### Task requirements
Write out each record below exactly as it appears, with no pictures.

### Dataset content
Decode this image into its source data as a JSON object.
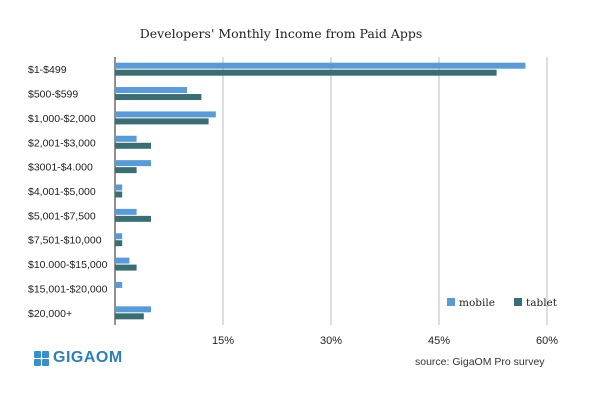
{
  "chart_data": {
    "type": "bar",
    "orientation": "horizontal",
    "title": "Developers' Monthly Income from Paid Apps",
    "categories": [
      "$1-$499",
      "$500-$599",
      "$1,000-$2,000",
      "$2,001-$3,000",
      "$3001-$4.000",
      "$4,001-$5,000",
      "$5,001-$7,500",
      "$7,501-$10,000",
      "$10.000-$15,000",
      "$15,001-$20,000",
      "$20,000+"
    ],
    "series": [
      {
        "name": "mobile",
        "color": "#5b9bd5",
        "values": [
          57,
          10,
          14,
          3,
          5,
          1,
          3,
          1,
          2,
          1,
          5
        ]
      },
      {
        "name": "tablet",
        "color": "#3a6e72",
        "values": [
          53,
          12,
          13,
          5,
          3,
          1,
          5,
          1,
          3,
          0,
          4
        ]
      }
    ],
    "xlim": [
      0,
      60
    ],
    "xticks": [
      "15%",
      "30%",
      "45%",
      "60%"
    ],
    "xtick_values": [
      15,
      30,
      45,
      60
    ],
    "grid": true,
    "legend": "bottom-right"
  },
  "source": "source: GigaOM Pro survey",
  "logo": "GIGAOM"
}
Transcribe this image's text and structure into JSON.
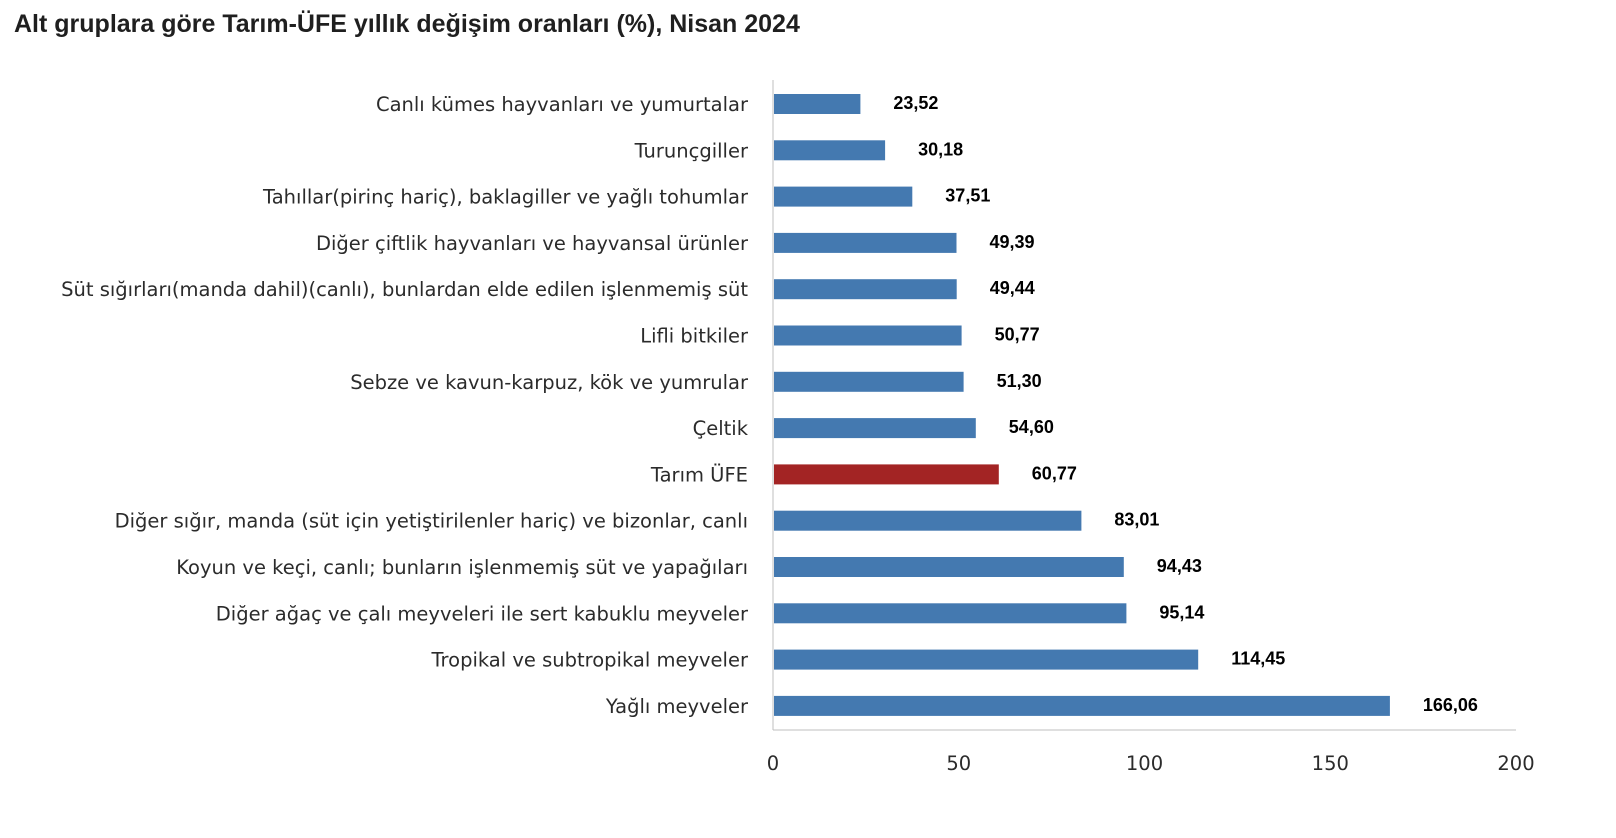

### Task output
Decode this image into its source data as a JSON object.
{
  "chart_data": {
    "type": "bar",
    "orientation": "horizontal",
    "title": "Developers' Monthly Income from Paid Apps",
    "categories": [
      "$1-$499",
      "$500-$599",
      "$1,000-$2,000",
      "$2,001-$3,000",
      "$3001-$4.000",
      "$4,001-$5,000",
      "$5,001-$7,500",
      "$7,501-$10,000",
      "$10.000-$15,000",
      "$15,001-$20,000",
      "$20,000+"
    ],
    "series": [
      {
        "name": "mobile",
        "color": "#5b9bd5",
        "values": [
          57,
          10,
          14,
          3,
          5,
          1,
          3,
          1,
          2,
          1,
          5
        ]
      },
      {
        "name": "tablet",
        "color": "#3a6e72",
        "values": [
          53,
          12,
          13,
          5,
          3,
          1,
          5,
          1,
          3,
          0,
          4
        ]
      }
    ],
    "xlim": [
      0,
      60
    ],
    "xticks": [
      "15%",
      "30%",
      "45%",
      "60%"
    ],
    "xtick_values": [
      15,
      30,
      45,
      60
    ],
    "grid": true,
    "legend": "bottom-right"
  },
  "source": "source: GigaOM Pro survey",
  "logo": "GIGAOM"
}
Transcribe this image's text and structure into JSON.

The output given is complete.